--- Begin Supplied material ---

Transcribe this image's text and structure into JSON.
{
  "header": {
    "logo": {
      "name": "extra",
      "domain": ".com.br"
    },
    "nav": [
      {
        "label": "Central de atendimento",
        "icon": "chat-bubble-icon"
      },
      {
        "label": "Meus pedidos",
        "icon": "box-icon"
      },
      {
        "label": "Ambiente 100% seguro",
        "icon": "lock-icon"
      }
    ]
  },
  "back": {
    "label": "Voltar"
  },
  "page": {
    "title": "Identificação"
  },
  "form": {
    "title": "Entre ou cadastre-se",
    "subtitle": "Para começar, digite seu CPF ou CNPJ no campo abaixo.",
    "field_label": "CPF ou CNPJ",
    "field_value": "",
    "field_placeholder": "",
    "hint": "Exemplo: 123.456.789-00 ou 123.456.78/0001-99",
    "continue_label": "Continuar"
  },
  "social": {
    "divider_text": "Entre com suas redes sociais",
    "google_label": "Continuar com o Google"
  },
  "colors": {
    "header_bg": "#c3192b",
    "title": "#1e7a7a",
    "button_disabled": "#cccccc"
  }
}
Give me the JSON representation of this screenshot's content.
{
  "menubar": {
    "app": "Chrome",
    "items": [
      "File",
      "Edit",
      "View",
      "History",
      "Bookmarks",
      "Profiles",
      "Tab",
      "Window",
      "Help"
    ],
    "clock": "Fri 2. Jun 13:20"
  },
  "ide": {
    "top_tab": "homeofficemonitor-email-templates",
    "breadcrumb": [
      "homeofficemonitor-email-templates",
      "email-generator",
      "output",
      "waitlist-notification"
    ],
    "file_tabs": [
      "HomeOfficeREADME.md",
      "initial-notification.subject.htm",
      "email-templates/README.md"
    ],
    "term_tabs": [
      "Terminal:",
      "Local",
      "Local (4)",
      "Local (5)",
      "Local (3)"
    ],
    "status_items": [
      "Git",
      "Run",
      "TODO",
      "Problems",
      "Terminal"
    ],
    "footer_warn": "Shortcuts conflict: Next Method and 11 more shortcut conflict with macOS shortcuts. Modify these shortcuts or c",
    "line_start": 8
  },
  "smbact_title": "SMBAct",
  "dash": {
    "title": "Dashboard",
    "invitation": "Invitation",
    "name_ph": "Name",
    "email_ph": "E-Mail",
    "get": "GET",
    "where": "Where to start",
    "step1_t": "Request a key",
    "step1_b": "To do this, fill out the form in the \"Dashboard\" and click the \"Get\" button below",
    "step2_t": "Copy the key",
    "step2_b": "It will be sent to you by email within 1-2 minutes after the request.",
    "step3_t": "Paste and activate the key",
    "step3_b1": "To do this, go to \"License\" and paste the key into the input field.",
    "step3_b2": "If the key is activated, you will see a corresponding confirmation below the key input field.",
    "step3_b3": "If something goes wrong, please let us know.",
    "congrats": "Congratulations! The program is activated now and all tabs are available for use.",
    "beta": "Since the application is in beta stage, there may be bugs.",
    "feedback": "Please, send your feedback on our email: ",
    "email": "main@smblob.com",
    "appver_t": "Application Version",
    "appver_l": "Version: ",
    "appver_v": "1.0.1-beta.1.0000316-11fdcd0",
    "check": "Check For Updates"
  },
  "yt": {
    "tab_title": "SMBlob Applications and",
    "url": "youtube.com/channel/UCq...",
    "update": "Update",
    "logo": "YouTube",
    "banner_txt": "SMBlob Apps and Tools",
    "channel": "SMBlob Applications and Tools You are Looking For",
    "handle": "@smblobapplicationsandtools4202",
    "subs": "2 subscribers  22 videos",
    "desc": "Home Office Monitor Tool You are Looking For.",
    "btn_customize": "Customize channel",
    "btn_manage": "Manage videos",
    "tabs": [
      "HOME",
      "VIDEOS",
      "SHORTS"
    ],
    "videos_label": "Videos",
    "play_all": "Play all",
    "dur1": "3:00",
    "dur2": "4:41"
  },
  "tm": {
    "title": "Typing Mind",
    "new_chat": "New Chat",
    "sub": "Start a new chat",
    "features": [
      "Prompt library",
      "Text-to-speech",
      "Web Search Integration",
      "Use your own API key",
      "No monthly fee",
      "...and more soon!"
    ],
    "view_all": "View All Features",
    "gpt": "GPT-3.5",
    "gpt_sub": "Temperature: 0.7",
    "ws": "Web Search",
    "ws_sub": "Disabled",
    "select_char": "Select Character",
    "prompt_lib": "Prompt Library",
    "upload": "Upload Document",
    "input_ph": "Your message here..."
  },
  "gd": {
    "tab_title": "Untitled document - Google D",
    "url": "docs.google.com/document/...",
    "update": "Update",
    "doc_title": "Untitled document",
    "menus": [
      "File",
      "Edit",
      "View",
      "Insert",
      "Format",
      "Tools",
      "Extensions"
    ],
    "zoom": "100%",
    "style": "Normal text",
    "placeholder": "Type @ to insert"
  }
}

--- End Supplied material ---

Quote the whole listing above, leaving nothing out.

__Expected answer__
Transcribe this image's text and structure into JSON.
{
  "header": {
    "logo": {
      "name": "extra",
      "domain": ".com.br"
    },
    "nav": [
      {
        "label": "Central de atendimento",
        "icon": "chat-bubble-icon"
      },
      {
        "label": "Meus pedidos",
        "icon": "box-icon"
      },
      {
        "label": "Ambiente 100% seguro",
        "icon": "lock-icon"
      }
    ]
  },
  "back": {
    "label": "Voltar"
  },
  "page": {
    "title": "Identificação"
  },
  "form": {
    "title": "Entre ou cadastre-se",
    "subtitle": "Para começar, digite seu CPF ou CNPJ no campo abaixo.",
    "field_label": "CPF ou CNPJ",
    "field_value": "",
    "field_placeholder": "",
    "hint": "Exemplo: 123.456.789-00 ou 123.456.78/0001-99",
    "continue_label": "Continuar"
  },
  "social": {
    "divider_text": "Entre com suas redes sociais",
    "google_label": "Continuar com o Google"
  },
  "colors": {
    "header_bg": "#c3192b",
    "title": "#1e7a7a",
    "button_disabled": "#cccccc"
  }
}
Give me the JSON representation of this screenshot's content.
{
  "menubar": {
    "app": "Chrome",
    "items": [
      "File",
      "Edit",
      "View",
      "History",
      "Bookmarks",
      "Profiles",
      "Tab",
      "Window",
      "Help"
    ],
    "clock": "Fri 2. Jun 13:20"
  },
  "ide": {
    "top_tab": "homeofficemonitor-email-templates",
    "breadcrumb": [
      "homeofficemonitor-email-templates",
      "email-generator",
      "output",
      "waitlist-notification"
    ],
    "file_tabs": [
      "HomeOfficeREADME.md",
      "initial-notification.subject.htm",
      "email-templates/README.md"
    ],
    "term_tabs": [
      "Terminal:",
      "Local",
      "Local (4)",
      "Local (5)",
      "Local (3)"
    ],
    "status_items": [
      "Git",
      "Run",
      "TODO",
      "Problems",
      "Terminal"
    ],
    "footer_warn": "Shortcuts conflict: Next Method and 11 more shortcut conflict with macOS shortcuts. Modify these shortcuts or c",
    "line_start": 8
  },
  "smbact_title": "SMBAct",
  "dash": {
    "title": "Dashboard",
    "invitation": "Invitation",
    "name_ph": "Name",
    "email_ph": "E-Mail",
    "get": "GET",
    "where": "Where to start",
    "step1_t": "Request a key",
    "step1_b": "To do this, fill out the form in the \"Dashboard\" and click the \"Get\" button below",
    "step2_t": "Copy the key",
    "step2_b": "It will be sent to you by email within 1-2 minutes after the request.",
    "step3_t": "Paste and activate the key",
    "step3_b1": "To do this, go to \"License\" and paste the key into the input field.",
    "step3_b2": "If the key is activated, you will see a corresponding confirmation below the key input field.",
    "step3_b3": "If something goes wrong, please let us know.",
    "congrats": "Congratulations! The program is activated now and all tabs are available for use.",
    "beta": "Since the application is in beta stage, there may be bugs.",
    "feedback": "Please, send your feedback on our email: ",
    "email": "main@smblob.com",
    "appver_t": "Application Version",
    "appver_l": "Version: ",
    "appver_v": "1.0.1-beta.1.0000316-11fdcd0",
    "check": "Check For Updates"
  },
  "yt": {
    "tab_title": "SMBlob Applications and",
    "url": "youtube.com/channel/UCq...",
    "update": "Update",
    "logo": "YouTube",
    "banner_txt": "SMBlob Apps and Tools",
    "channel": "SMBlob Applications and Tools You are Looking For",
    "handle": "@smblobapplicationsandtools4202",
    "subs": "2 subscribers  22 videos",
    "desc": "Home Office Monitor Tool You are Looking For.",
    "btn_customize": "Customize channel",
    "btn_manage": "Manage videos",
    "tabs": [
      "HOME",
      "VIDEOS",
      "SHORTS"
    ],
    "videos_label": "Videos",
    "play_all": "Play all",
    "dur1": "3:00",
    "dur2": "4:41"
  },
  "tm": {
    "title": "Typing Mind",
    "new_chat": "New Chat",
    "sub": "Start a new chat",
    "features": [
      "Prompt library",
      "Text-to-speech",
      "Web Search Integration",
      "Use your own API key",
      "No monthly fee",
      "...and more soon!"
    ],
    "view_all": "View All Features",
    "gpt": "GPT-3.5",
    "gpt_sub": "Temperature: 0.7",
    "ws": "Web Search",
    "ws_sub": "Disabled",
    "select_char": "Select Character",
    "prompt_lib": "Prompt Library",
    "upload": "Upload Document",
    "input_ph": "Your message here..."
  },
  "gd": {
    "tab_title": "Untitled document - Google D",
    "url": "docs.google.com/document/...",
    "update": "Update",
    "doc_title": "Untitled document",
    "menus": [
      "File",
      "Edit",
      "View",
      "Insert",
      "Format",
      "Tools",
      "Extensions"
    ],
    "zoom": "100%",
    "style": "Normal text",
    "placeholder": "Type @ to insert"
  }
}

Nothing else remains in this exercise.